■ **DATASET ROWS**:
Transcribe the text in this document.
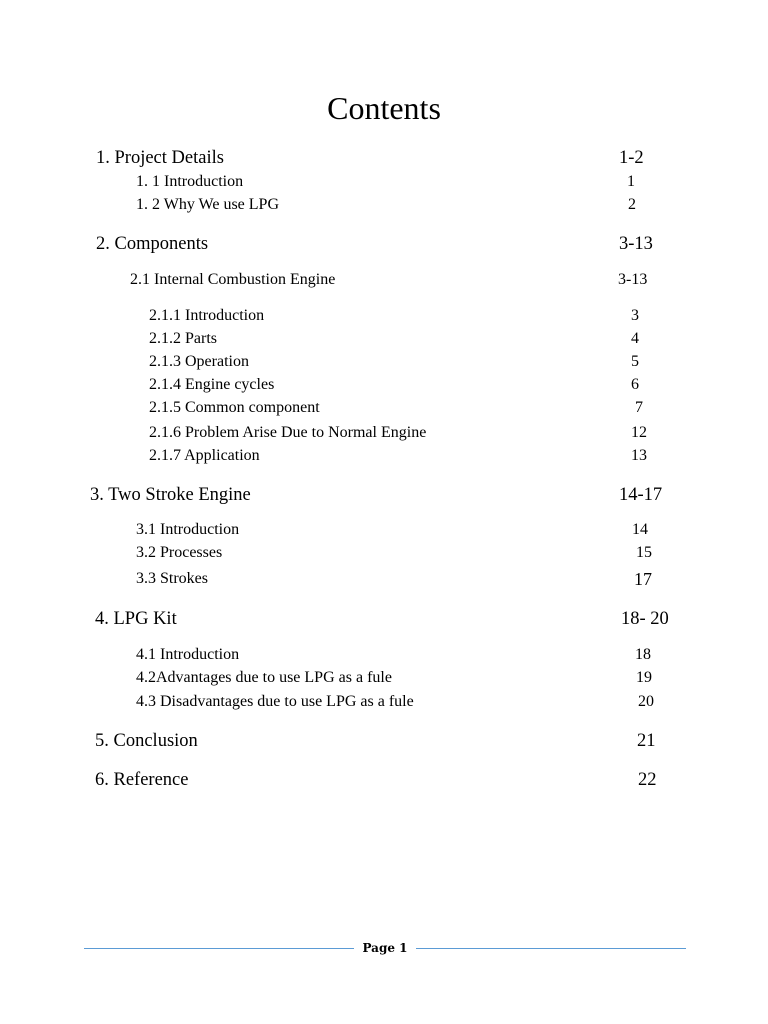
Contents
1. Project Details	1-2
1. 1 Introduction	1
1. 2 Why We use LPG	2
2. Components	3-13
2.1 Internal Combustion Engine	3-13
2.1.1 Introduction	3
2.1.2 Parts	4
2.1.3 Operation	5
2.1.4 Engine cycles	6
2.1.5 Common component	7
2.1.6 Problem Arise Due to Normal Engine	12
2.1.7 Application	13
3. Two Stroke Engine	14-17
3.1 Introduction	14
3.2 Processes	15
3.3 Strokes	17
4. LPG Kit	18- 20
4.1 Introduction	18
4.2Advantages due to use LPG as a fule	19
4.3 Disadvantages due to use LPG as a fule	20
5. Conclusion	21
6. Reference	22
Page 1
---
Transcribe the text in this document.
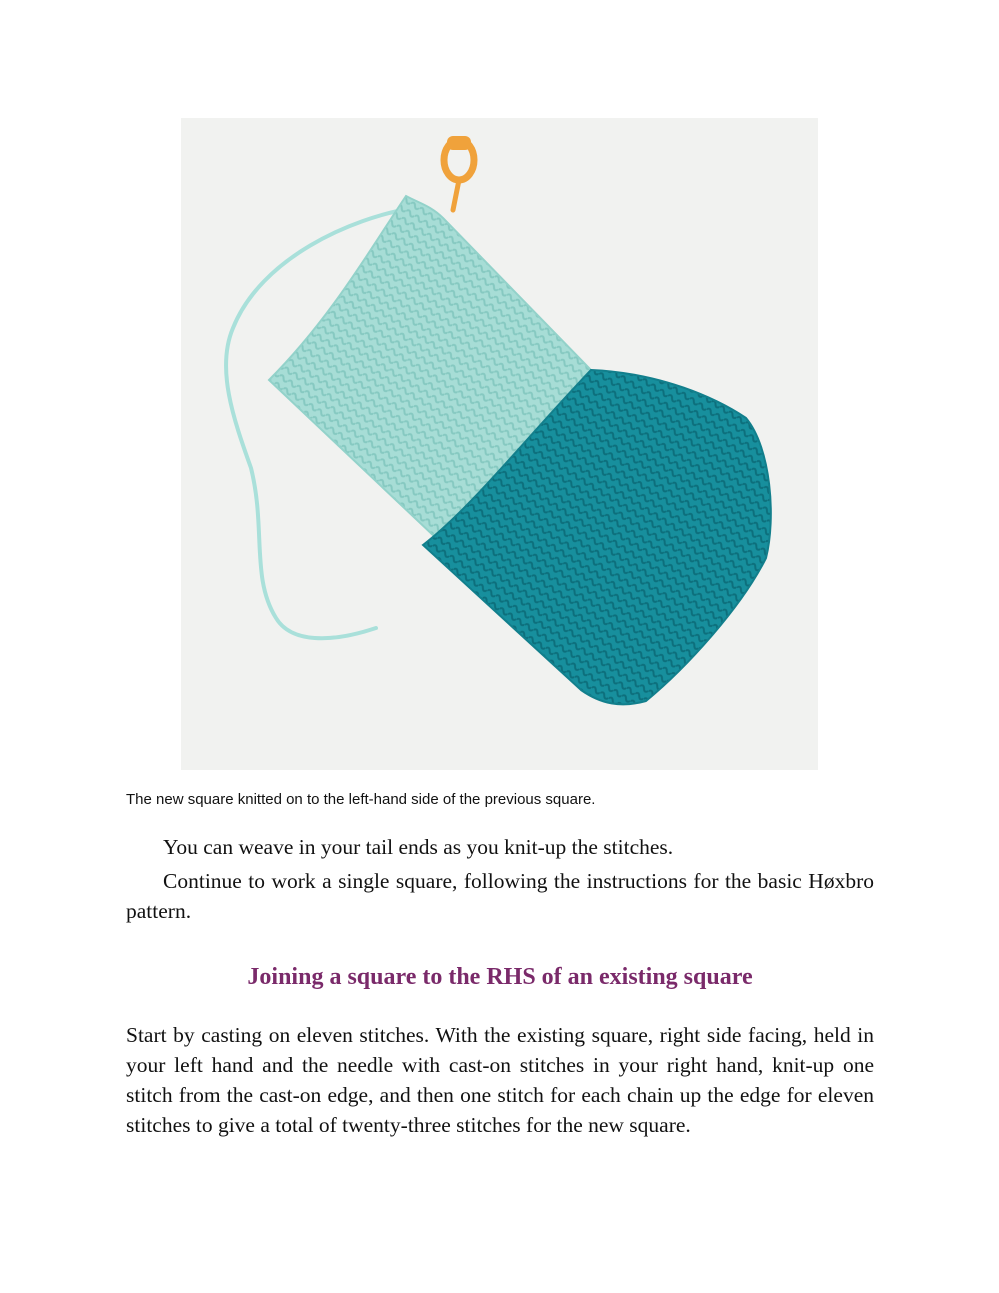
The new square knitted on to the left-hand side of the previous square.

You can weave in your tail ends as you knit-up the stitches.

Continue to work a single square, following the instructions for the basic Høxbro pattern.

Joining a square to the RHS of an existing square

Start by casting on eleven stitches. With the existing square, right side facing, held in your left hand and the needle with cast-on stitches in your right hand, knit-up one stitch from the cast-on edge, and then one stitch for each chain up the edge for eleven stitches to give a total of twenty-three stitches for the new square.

■ **EXERCISE TASK**: Your answer should be one number: how many lines in the material above contain the string "stitches".

■ **REPLY TO THE EXERCISE**: 2